• PROBLEMS TO WORK ON
- a) Answer these from the slaughterhouse investigation account:
(i) How many pigs does Quality Pork Processors process each day?
(ii) About how many workers per shift work at the head table?
(iii) In which two states were the other plants that used compressed air devices to blow out pig brains?
- b) From the slaughterhouse investigation account, reproduce the passage between "Figure. An aerial vi..." and "of the slaughterhouse.", inclusive, swapping "consumers" for "shoppers".
- c) Extend the slaughterhouse investigation account past its last sentence.

• GIVEN TEXT
==*==

According to DeVries, Guillain-Barre syndrome, for example, an acute inflammatory demyelinating neuropathy, typically progresses over the course of a few days to a few weeks and resolves fairly quickly; in contrast, chronic inflammatory demyelinating polyradiculoneuropathy may progress over several months to several years, and resolves very slowly, if at all.

Figure. An aerial vi... - Click to enlarge in new windowFigure. An aerial view of Hormel Foods Corp (left) and Quality Pork Processors in Austin, Minnesota.

Investigators found nothing unique about the pigs that were processed in the plant and nothing to indicate a food-borne pathogen, so they knew the meat the plant produced posed no danger to consumers. They conducted extensive interviews with affected workers, checking medications, vaccinations, travel history, and possible exposures to chemicals and other toxins. They found no factor common to all of them except that those who were affected worked in a particular part of the slaughterhouse.


Think of a slaughterhouse as an assembly line in reverse, where whole animals are disassembled piece by piece. The pig enters at one end of the facility and is killed, bled, and skinned. Next the internal organs, head, and feet are removed and the carcass is split in half in the "warm room." Then in the "cold room" the carcass halves are further divided into the cuts of meat that are sold to wholesalers. At Quality Pork Processors, roughly 17,000 pigs are processed each day.


The investigators discovered that all of the affected employees worked in the warm room, and all were stationed at or had regular contact with the "head table." Here, about 40 workers per shift harvest the skeletal muscle that surrounds the skulls-a prime ingredient in pork sausage-and, as a last step, blow the brains out of the skulls with a high-pressure compressed air system, exposing those in the area to spattered and perhaps aerosolized neurologic tissue. In all, there have been 16 confirmed cases of PIN and one probable case since 2004, Holzbauer said. The practice of blowing brains out of pig skulls was stopped and active surveillance is ongoing.


Once the common work area was discovered, the CDC worked with the U.S. Department of Agriculture and several other federal and state agencies to survey similar plants, focusing on the 25 largest swine slaughterhouses in the country. Only two other plants, in Indiana and Nebraska, were using the compressed air devices to blow out the pig brains. Eight additional cases of PIN were eventually found (six confirmed and one probable case in Indiana and one confirmed case in Nebraska), bringing the total to two probable and 23 confirmed cases. Again, proximity to the head table-the brain removal operation-seemed to be the common factor.

==*==

• INFORMATION SHOWN

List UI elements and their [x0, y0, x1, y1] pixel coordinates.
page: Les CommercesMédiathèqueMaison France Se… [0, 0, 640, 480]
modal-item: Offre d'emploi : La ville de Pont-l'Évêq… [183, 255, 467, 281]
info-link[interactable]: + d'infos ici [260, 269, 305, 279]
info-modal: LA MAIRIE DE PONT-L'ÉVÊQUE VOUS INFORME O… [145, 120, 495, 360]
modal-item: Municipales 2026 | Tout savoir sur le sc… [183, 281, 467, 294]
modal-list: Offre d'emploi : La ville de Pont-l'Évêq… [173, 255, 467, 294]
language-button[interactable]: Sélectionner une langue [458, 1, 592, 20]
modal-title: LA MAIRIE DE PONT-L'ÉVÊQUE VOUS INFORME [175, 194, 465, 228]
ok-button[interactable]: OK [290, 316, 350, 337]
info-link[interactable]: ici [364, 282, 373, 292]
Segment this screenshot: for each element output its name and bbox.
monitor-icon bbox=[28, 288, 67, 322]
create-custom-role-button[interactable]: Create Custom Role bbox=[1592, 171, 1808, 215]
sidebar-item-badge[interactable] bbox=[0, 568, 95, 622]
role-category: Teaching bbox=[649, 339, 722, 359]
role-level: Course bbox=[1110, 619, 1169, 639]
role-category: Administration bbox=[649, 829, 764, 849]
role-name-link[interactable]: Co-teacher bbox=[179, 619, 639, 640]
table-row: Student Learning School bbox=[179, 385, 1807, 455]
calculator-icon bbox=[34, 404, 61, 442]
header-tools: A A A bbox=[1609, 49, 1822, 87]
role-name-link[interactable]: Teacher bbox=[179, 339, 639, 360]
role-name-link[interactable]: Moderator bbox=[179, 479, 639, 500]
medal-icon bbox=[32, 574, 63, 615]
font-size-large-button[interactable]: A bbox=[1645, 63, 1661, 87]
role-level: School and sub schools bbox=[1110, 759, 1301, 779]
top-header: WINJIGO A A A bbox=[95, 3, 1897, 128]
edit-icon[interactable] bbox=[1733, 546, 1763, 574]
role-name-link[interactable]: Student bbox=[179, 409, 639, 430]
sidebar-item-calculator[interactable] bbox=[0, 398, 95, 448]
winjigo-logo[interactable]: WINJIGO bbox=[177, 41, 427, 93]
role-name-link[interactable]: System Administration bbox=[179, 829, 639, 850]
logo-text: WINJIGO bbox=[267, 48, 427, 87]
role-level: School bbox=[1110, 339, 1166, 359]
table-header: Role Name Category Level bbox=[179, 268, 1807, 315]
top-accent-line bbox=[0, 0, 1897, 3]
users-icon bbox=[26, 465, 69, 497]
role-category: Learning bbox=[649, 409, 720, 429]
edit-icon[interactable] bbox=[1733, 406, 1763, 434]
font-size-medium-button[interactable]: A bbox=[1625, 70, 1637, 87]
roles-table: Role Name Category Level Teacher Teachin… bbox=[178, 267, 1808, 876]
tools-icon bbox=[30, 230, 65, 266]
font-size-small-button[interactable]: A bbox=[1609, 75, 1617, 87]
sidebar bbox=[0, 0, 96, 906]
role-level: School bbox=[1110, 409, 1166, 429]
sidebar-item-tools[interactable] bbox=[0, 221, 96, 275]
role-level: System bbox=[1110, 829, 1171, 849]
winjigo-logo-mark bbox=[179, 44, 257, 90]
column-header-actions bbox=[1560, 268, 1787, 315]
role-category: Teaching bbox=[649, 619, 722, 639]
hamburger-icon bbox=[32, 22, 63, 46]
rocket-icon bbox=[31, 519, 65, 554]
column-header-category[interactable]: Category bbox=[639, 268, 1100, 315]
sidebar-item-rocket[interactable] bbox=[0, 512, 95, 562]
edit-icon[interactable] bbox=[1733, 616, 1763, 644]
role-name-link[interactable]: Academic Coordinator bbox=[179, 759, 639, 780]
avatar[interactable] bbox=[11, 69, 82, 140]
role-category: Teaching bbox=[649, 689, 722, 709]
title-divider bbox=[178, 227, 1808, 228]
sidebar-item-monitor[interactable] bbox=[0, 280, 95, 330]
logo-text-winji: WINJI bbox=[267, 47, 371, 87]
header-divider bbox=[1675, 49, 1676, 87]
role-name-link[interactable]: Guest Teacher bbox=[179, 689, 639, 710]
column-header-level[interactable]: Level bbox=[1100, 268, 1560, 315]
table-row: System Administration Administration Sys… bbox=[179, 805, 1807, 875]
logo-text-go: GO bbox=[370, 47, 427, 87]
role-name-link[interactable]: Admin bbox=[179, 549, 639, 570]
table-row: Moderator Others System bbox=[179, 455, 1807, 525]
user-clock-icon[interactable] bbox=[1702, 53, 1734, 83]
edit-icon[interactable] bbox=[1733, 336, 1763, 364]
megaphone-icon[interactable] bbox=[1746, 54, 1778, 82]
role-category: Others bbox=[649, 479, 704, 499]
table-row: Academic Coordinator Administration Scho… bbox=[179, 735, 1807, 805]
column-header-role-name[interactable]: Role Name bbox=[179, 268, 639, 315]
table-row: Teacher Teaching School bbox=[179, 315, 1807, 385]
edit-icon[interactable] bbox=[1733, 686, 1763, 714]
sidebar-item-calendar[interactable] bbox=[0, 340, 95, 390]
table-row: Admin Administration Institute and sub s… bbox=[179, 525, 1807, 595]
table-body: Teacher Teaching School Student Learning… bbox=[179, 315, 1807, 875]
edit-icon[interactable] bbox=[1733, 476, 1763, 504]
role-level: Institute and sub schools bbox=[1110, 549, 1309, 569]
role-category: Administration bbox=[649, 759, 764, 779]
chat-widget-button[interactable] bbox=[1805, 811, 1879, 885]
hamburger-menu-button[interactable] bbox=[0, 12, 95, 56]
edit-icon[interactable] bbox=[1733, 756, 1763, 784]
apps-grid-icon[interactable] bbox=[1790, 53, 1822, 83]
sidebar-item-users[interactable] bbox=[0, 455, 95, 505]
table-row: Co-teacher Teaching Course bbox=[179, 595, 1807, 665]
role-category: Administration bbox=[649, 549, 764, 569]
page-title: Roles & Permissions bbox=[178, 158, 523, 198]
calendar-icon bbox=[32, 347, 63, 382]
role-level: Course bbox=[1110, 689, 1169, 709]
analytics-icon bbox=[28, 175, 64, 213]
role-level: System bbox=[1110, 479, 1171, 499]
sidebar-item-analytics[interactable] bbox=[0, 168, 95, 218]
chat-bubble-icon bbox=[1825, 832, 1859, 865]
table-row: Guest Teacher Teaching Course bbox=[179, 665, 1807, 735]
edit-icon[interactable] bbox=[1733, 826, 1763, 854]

==*==

• RESPONSES FOR EACH TASK
- a)
(i) Roughly 17,000.
(ii) About 40.
(iii) Indiana and Nebraska.

- b)
Figure. An aerial vi... - Click to enlarge in new windowFigure. An aerial view of Hormel Foods Corp (left) and Quality Pork Processors in Austin, Minnesota.

Investigators found nothing unique about the pigs that were processed in the plant and nothing to indicate a food-borne pathogen, so they knew the meat the plant produced posed no danger to shoppers. They conducted extensive interviews with affected workers, checking medications, vaccinations, travel history, and possible exposures to chemicals and other toxins. They found no factor common to all of them except that those who were affected worked in a particular part of the slaughterhouse.

- c)
The cause of the illness is still under investigation. So far, no infectious agents have been found. One likely hypothesis is that the illness is an autoimmune disorder: either by inhalation or mucus membrane contact, a person is exposed to some component of the pig's neurologic tissue (perhaps a protein or a lipid), and the immune system develops antibodies that then attack the body's own nerve tissue as if it were foreign matter. Those who develop this response may or may not be genetically predisposed to it.


According to Holzbauer and DeVries, only a few patients have had prolonged symptoms; most have recovered either on their own or with treatment, usually with steroids, plasma exchange, or IV immunoglobulin therapy, as well as physical therapy. But no one really knows whether these treatments are effective because the case numbers are so small.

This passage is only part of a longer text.